Data for this task -
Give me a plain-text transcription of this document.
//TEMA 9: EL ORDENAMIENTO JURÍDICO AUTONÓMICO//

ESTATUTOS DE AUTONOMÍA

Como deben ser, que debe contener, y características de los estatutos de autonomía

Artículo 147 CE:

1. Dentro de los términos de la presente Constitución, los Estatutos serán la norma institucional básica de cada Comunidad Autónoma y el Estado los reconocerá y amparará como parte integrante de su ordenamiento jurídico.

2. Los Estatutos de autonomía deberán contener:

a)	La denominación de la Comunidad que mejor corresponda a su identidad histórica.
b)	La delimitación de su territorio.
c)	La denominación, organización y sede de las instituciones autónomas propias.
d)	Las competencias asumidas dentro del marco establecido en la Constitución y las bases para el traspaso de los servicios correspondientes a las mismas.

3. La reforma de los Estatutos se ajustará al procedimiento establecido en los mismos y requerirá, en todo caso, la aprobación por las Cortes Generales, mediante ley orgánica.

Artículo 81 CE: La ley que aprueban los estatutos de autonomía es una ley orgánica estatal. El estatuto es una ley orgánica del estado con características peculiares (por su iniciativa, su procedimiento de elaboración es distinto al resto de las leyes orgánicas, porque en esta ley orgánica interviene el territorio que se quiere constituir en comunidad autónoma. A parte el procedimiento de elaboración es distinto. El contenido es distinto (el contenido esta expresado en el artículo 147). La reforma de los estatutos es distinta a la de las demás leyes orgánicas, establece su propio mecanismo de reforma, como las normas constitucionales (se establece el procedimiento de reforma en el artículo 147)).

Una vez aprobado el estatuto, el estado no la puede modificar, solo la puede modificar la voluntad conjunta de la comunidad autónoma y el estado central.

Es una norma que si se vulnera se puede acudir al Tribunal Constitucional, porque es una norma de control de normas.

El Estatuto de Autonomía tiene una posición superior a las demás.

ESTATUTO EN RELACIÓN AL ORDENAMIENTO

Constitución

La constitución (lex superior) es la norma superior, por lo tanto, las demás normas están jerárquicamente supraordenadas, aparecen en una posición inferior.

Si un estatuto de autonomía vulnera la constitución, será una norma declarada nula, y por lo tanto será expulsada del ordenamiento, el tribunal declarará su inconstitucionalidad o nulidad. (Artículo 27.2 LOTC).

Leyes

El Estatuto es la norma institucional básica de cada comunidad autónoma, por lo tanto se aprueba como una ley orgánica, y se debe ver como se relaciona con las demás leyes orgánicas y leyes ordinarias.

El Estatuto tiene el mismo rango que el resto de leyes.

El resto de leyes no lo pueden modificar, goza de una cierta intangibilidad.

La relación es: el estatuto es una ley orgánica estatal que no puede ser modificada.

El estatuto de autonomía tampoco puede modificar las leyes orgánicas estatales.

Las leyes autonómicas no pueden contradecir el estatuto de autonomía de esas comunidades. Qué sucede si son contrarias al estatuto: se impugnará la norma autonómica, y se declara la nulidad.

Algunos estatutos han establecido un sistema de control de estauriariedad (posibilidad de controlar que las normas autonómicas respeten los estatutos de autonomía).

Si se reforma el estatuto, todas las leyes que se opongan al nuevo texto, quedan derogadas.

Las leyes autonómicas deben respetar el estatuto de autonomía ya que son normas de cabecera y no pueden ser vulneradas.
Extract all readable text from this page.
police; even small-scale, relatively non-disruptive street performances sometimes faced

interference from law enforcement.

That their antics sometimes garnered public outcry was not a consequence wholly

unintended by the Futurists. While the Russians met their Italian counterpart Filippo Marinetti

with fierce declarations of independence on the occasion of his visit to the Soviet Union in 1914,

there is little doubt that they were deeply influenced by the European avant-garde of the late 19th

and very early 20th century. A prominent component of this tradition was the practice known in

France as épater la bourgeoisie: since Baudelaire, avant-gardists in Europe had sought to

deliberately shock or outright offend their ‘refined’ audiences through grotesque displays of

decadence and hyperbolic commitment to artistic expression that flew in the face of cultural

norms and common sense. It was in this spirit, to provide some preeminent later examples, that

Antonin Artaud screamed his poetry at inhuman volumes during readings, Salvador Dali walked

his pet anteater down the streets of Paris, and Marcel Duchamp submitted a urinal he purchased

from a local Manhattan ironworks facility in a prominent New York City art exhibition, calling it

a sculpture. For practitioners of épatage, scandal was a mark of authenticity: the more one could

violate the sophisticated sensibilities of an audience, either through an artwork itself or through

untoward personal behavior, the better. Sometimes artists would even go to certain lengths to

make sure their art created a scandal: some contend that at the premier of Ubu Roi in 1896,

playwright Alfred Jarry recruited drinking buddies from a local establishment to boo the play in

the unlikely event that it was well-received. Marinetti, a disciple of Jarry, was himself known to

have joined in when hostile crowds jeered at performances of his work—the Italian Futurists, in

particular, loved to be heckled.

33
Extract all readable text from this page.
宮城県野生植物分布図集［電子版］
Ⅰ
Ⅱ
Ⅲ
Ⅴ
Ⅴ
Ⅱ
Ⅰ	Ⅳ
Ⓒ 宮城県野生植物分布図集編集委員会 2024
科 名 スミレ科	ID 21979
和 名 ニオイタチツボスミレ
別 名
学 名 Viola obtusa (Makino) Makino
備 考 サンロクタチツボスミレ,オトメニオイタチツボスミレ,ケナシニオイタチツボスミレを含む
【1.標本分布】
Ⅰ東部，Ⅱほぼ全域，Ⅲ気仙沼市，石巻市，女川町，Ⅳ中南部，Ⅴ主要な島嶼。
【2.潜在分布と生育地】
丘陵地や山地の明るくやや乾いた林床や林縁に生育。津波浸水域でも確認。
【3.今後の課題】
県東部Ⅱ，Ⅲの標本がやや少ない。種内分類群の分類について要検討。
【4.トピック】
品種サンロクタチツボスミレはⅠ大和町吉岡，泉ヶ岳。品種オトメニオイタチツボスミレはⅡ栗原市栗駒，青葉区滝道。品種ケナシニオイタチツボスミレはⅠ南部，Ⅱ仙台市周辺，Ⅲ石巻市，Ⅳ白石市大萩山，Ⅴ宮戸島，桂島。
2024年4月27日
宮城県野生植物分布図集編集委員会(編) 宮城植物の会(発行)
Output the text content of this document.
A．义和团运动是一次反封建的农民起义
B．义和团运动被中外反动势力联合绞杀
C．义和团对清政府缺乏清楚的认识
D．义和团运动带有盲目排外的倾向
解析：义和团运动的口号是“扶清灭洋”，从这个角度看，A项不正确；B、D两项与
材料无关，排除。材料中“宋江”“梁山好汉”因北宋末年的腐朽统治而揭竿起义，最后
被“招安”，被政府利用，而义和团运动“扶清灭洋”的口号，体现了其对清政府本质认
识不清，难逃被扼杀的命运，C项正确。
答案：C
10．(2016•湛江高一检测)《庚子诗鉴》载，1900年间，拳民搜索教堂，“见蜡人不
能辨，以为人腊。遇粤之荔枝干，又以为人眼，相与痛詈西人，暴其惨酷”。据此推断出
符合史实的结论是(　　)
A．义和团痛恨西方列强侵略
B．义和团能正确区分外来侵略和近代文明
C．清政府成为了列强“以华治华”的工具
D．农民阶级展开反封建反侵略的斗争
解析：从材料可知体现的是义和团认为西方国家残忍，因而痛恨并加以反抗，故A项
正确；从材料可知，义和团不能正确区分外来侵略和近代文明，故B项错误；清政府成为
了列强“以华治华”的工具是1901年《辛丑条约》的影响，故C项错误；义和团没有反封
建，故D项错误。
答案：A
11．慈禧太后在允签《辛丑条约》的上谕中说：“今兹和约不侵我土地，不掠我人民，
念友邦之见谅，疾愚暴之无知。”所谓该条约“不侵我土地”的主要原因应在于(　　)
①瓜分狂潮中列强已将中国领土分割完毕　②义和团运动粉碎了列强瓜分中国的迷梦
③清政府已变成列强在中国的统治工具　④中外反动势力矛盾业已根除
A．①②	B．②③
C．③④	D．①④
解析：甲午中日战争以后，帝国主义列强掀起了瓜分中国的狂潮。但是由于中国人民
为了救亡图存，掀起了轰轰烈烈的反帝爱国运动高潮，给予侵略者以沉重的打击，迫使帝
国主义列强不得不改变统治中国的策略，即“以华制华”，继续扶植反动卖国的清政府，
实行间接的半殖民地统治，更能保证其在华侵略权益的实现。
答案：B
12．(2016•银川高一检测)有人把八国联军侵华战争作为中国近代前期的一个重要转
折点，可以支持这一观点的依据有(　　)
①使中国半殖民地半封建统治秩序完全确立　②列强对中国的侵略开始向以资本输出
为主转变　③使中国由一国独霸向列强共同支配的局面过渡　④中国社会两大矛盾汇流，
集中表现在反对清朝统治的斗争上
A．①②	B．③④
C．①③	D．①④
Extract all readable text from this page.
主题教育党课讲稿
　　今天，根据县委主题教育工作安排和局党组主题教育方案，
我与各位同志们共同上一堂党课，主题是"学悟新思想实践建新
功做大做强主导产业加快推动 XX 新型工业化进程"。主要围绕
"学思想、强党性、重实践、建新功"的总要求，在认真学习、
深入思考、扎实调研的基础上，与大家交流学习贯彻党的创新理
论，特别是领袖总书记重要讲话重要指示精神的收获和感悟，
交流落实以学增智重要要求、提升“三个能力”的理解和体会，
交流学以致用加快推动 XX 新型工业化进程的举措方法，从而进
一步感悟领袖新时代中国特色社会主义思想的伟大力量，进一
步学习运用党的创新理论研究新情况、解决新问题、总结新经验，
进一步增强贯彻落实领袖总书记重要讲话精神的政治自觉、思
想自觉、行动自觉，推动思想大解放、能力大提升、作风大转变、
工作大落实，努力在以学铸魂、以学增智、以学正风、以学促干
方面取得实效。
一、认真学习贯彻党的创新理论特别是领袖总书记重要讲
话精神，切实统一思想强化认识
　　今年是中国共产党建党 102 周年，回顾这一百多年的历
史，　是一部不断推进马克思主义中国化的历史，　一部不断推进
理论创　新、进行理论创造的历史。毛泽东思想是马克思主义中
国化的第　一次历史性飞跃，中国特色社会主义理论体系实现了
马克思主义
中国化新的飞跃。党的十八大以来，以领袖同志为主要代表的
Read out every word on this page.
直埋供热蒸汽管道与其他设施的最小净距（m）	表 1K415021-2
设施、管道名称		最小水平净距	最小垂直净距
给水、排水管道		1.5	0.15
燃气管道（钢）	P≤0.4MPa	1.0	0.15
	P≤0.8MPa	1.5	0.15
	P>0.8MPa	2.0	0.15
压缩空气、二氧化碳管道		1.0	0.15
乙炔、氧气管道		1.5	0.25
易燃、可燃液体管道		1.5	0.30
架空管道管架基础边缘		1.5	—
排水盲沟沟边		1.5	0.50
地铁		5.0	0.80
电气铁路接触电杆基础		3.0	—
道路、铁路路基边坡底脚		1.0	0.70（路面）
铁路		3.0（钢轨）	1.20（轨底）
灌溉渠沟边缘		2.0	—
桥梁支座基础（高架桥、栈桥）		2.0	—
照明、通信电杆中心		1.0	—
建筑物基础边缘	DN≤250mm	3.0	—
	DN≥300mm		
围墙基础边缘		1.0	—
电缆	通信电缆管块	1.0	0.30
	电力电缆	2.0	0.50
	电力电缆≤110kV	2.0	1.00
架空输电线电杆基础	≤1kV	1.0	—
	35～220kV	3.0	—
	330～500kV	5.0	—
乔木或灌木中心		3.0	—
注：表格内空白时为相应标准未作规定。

Set exercise - Count every line in the data where the string "宮城県野生植物分布図集編集委員会" occurs. Give nothing except the number.

Output - 2